> _DOCUMENT EXTRACT_:
——

This approach is distinct from “color conscious” casting, which refers to the practice of changing what is “traditionally” considered the race of a character as part of a production’s overall interpretation of the material. When asked why he opted for a multi-ethnic cast, Copperfield Italian Scottish director Armando Iannucci presented it as a “natural” choice with some potentially political undercurrents: “I instantly thought of Dev. . . . [H]e has those qualities of naivety, awkwardness, and yet strength at the same time. . . . I couldn’t think of anyone else, I didn’t have a plan B” (McIntosh). On whether the film is a commentary on the current cultural moment, Iannucci simultaneously seems to dismiss and answer the question: “It wasn’t a conscious reaction to Brexit, but the conversation has gone very insular in terms of what Britain is and what it doesn’t want to be. . . . I wanted to celebrate what Britain actually is” (BBC America editors). Whether reflecting it in the twenty-first or nineteenth century, these adaptations offer a more accurate demographic image of the nation, especially of London, than an exclusively white-presenting cast could.
Until very recently, attempts to transform Austen have created a binary between all-white period costume drama or modernized, multiracial adaptations like Bride and Prejudice (2004), From Prada to Nada (2011), the interlocking web adaptations of Hank Green and Bernie Su’s Pemberley Digital (2012–2018), and the miniseries Pride & Prejudice: Atlanta (2019). Aside from modernizations or the 2019 ITV/PBS series Sanditon (in which Trinidadian-Guyanan American Crystal Clarke plays Georgiana Lambe, a character who is explicitly mixed-race in Austen’s unfinished manuscript), little has been done in major Austen adaptations to challenge the myth of an exclusively white Regency Britain. Beyond Austen, this is changing: the 2007 BBC series Taboo featured a multiracial 1814 London, although it cast Irish-English British actor Tom Hardy as the mixed-race protagonist (his mother is from the Nuu-chah-nulth nation in Nootka Sound on Vancouver Island, Canada). Refinery29 adapted Suzanne Allen’s 2009 Regency Romance novel Mr. Malcolm’s List into a short film in 2019 and now plans for a future feature-length film that builds upon its current color-blind casting. Perhaps most notably, though, is the racially diverse casting of the 2020 Netflix hit Bridgerton, which we discuss in the conclusion of this piece.
Although we focus on racial diversity here, this argument applies to questions of representation for sexuality, class, gender, disability, and other identifying categories. The examples given here of television and film are perhaps the most visible examples to the widest audience. Yet, we argue that the issues we see playing out in these high budget productions can be seen also in mediums where smaller creative teams and individual’s work. By looking at indie video game adaptations, we are able to look at what happens when teams of a handful of people, working with little to no budget, for niche audiences, adapt Austen and her world. What we find is that getting representation “right” remains a challenge but that there is an audience for new visions of Austen.

——

[Stored data entries]
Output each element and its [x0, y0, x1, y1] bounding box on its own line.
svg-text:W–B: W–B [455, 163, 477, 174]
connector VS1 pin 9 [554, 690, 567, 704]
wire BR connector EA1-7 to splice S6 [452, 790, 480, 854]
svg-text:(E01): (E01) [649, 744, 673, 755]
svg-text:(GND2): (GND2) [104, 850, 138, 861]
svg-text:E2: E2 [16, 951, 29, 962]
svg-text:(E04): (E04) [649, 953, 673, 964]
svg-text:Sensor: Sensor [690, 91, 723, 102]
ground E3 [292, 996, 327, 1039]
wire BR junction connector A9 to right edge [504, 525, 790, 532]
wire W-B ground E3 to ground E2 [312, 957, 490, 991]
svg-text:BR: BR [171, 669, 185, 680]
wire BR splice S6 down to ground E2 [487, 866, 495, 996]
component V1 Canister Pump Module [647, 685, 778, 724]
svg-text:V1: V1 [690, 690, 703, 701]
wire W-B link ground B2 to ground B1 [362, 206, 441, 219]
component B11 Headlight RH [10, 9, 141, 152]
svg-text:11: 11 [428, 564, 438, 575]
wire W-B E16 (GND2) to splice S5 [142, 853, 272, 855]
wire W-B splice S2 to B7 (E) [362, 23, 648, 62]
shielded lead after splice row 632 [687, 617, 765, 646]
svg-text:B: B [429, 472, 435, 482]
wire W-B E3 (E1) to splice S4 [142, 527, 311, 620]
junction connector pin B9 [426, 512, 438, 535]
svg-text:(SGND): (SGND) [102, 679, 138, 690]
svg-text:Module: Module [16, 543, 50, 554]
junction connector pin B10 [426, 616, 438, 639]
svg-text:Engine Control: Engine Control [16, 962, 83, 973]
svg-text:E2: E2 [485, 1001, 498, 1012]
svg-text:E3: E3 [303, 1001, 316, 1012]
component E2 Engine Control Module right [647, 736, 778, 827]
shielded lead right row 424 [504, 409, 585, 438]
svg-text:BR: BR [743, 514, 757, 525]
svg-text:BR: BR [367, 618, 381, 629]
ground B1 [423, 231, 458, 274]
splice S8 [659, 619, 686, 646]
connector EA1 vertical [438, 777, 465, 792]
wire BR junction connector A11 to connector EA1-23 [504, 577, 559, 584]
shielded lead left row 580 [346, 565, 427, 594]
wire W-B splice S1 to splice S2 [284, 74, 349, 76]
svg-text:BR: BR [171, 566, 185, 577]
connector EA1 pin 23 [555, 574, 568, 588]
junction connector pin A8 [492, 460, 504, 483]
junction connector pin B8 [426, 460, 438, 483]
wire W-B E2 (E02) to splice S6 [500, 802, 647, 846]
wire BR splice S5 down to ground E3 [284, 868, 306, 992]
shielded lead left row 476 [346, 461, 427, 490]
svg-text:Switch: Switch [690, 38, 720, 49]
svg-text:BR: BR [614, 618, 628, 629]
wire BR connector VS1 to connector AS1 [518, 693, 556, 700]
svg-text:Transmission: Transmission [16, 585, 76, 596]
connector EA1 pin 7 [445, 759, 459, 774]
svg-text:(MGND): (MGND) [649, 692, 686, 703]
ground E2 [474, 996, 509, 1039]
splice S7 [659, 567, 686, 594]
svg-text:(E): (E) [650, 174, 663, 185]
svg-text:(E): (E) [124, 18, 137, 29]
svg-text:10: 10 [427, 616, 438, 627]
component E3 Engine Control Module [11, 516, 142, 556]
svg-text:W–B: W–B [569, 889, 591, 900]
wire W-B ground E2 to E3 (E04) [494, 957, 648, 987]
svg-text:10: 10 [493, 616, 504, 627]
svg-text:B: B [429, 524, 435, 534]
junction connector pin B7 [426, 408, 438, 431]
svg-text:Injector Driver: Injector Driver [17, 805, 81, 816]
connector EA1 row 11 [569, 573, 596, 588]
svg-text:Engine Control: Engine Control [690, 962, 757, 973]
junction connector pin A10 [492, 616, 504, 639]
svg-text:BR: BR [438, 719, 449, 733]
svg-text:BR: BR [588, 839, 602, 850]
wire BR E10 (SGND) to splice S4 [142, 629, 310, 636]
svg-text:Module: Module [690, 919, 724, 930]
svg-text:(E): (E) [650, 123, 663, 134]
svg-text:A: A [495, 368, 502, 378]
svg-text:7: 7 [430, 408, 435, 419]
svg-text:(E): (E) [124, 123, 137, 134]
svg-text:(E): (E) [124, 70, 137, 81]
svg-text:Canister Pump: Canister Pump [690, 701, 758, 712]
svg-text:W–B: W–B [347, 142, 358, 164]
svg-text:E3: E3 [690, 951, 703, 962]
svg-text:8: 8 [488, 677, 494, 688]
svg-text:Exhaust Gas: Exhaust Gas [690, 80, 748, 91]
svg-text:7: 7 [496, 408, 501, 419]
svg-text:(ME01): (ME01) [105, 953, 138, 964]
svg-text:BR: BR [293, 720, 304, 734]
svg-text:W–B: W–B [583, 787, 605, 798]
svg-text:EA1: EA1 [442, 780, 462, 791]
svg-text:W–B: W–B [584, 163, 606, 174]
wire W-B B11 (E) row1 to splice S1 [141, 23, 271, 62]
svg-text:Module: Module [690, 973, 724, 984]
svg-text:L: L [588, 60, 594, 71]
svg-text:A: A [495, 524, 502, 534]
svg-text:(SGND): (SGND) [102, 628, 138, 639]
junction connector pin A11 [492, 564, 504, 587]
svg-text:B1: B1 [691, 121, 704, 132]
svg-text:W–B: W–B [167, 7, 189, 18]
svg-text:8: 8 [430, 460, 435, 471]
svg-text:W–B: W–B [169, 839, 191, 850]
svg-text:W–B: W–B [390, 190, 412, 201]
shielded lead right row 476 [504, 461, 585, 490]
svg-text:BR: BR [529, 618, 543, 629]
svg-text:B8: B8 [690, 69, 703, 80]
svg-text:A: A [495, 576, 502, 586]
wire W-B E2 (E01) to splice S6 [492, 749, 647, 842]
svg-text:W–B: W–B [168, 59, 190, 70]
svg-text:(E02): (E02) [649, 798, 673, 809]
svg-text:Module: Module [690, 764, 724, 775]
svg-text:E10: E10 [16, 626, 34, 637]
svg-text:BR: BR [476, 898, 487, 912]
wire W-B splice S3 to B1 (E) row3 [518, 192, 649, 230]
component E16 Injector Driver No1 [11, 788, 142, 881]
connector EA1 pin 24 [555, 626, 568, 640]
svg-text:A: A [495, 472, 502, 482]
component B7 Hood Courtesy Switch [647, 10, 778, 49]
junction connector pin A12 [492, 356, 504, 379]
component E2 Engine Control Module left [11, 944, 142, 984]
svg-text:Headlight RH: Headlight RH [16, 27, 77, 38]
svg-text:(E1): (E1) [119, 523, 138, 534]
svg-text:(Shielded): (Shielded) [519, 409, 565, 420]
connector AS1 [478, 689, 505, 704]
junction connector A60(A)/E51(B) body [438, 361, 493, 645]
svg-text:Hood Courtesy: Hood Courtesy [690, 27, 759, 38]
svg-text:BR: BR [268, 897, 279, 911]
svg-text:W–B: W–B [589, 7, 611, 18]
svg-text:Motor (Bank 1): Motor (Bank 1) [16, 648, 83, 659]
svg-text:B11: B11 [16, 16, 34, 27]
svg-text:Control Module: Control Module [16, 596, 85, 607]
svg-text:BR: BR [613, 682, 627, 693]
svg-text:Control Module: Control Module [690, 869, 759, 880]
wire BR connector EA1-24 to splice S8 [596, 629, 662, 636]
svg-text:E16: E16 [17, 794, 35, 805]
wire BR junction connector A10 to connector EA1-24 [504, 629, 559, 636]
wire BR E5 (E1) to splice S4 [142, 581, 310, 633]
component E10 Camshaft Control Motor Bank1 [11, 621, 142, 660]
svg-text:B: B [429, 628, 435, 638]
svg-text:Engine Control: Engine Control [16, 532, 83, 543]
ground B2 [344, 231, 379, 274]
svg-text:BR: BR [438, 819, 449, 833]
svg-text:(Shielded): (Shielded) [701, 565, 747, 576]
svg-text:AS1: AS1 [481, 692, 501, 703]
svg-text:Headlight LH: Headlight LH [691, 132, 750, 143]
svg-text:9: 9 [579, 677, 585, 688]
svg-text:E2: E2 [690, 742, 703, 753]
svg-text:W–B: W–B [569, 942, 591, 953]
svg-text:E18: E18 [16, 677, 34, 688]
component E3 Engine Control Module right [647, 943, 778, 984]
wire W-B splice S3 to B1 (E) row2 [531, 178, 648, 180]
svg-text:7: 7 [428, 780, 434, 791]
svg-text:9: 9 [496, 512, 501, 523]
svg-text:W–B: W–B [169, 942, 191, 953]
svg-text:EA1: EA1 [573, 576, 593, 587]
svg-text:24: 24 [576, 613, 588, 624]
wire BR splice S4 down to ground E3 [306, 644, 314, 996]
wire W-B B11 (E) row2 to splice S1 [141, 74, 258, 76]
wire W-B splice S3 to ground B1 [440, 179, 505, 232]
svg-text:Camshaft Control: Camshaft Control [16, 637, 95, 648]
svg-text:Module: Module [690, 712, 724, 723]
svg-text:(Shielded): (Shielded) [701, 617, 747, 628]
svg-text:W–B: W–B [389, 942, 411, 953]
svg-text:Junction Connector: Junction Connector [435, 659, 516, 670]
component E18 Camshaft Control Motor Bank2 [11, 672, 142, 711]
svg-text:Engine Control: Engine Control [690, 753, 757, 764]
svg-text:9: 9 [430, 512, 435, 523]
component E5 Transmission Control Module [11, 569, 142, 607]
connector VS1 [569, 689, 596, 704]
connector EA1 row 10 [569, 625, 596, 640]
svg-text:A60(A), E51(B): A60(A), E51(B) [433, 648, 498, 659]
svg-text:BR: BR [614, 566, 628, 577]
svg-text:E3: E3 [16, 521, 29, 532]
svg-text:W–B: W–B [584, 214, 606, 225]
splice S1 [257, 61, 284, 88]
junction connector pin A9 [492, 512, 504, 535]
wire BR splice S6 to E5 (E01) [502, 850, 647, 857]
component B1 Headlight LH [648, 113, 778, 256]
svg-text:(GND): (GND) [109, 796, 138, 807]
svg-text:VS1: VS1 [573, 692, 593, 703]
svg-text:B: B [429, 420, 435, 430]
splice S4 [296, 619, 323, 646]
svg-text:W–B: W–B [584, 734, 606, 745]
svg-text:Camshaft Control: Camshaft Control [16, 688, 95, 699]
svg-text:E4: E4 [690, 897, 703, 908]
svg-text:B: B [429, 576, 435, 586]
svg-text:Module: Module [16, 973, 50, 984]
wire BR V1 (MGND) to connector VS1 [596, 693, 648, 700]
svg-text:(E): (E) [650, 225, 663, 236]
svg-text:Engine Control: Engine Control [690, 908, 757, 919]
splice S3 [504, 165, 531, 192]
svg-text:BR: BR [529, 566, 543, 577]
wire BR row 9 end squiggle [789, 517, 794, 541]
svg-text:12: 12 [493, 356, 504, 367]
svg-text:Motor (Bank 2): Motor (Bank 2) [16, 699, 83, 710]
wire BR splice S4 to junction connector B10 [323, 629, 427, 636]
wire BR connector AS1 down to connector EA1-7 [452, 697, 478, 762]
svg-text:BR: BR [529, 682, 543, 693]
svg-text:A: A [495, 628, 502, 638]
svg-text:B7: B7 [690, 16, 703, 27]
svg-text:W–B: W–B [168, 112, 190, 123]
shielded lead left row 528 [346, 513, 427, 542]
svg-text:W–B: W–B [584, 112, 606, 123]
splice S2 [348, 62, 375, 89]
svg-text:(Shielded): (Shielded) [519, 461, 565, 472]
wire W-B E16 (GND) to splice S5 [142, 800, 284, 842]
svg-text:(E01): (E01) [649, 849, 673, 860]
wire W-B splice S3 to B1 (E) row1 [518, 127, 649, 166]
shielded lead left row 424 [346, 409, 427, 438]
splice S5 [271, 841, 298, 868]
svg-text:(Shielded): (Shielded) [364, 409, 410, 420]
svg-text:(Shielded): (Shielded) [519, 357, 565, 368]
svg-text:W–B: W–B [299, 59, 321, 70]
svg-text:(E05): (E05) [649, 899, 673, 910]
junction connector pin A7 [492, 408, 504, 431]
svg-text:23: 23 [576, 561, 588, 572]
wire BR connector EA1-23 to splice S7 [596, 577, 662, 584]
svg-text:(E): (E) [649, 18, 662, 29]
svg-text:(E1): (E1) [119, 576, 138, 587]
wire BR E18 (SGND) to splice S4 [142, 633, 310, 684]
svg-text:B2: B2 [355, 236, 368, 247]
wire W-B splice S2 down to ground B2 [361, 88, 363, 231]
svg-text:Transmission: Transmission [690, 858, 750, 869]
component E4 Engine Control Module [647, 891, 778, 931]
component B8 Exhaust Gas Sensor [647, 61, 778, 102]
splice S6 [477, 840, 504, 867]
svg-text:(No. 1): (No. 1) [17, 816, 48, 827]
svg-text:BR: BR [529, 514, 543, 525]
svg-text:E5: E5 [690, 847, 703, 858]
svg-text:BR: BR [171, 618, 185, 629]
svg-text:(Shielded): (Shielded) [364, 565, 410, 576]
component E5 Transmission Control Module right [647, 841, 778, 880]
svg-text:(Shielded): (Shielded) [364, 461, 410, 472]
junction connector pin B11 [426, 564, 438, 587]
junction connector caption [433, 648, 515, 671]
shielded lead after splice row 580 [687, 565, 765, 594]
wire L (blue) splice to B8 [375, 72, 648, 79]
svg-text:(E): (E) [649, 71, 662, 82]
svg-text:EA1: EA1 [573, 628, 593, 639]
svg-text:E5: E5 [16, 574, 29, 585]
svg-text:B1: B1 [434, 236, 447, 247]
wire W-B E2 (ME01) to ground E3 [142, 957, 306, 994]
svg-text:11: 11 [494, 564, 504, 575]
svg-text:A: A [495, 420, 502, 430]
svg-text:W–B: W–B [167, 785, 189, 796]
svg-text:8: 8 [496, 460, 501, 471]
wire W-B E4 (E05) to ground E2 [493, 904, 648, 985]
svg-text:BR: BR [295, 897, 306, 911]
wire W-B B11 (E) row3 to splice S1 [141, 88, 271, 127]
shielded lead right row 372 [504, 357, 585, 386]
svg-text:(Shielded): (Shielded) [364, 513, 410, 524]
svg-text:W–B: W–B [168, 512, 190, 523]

——

> _TASK STATEMENT_: Output the portion of the passage on diverse casting in Austen adaptations starting at "Although we focus" and ending at "visions of Austen.", word for word. The entries have no connection to the passage on diverse casting in Austen adaptations.

> _EXERCISE RESULT_:
Although we focus on racial diversity here, this argument applies to questions of representation for sexuality, class, gender, disability, and other identifying categories. The examples given here of television and film are perhaps the most visible examples to the widest audience. Yet, we argue that the issues we see playing out in these high budget productions can be seen also in mediums where smaller creative teams and individual’s work. By looking at indie video game adaptations, we are able to look at what happens when teams of a handful of people, working with little to no budget, for niche audiences, adapt Austen and her world. What we find is that getting representation “right” remains a challenge but that there is an audience for new visions of Austen.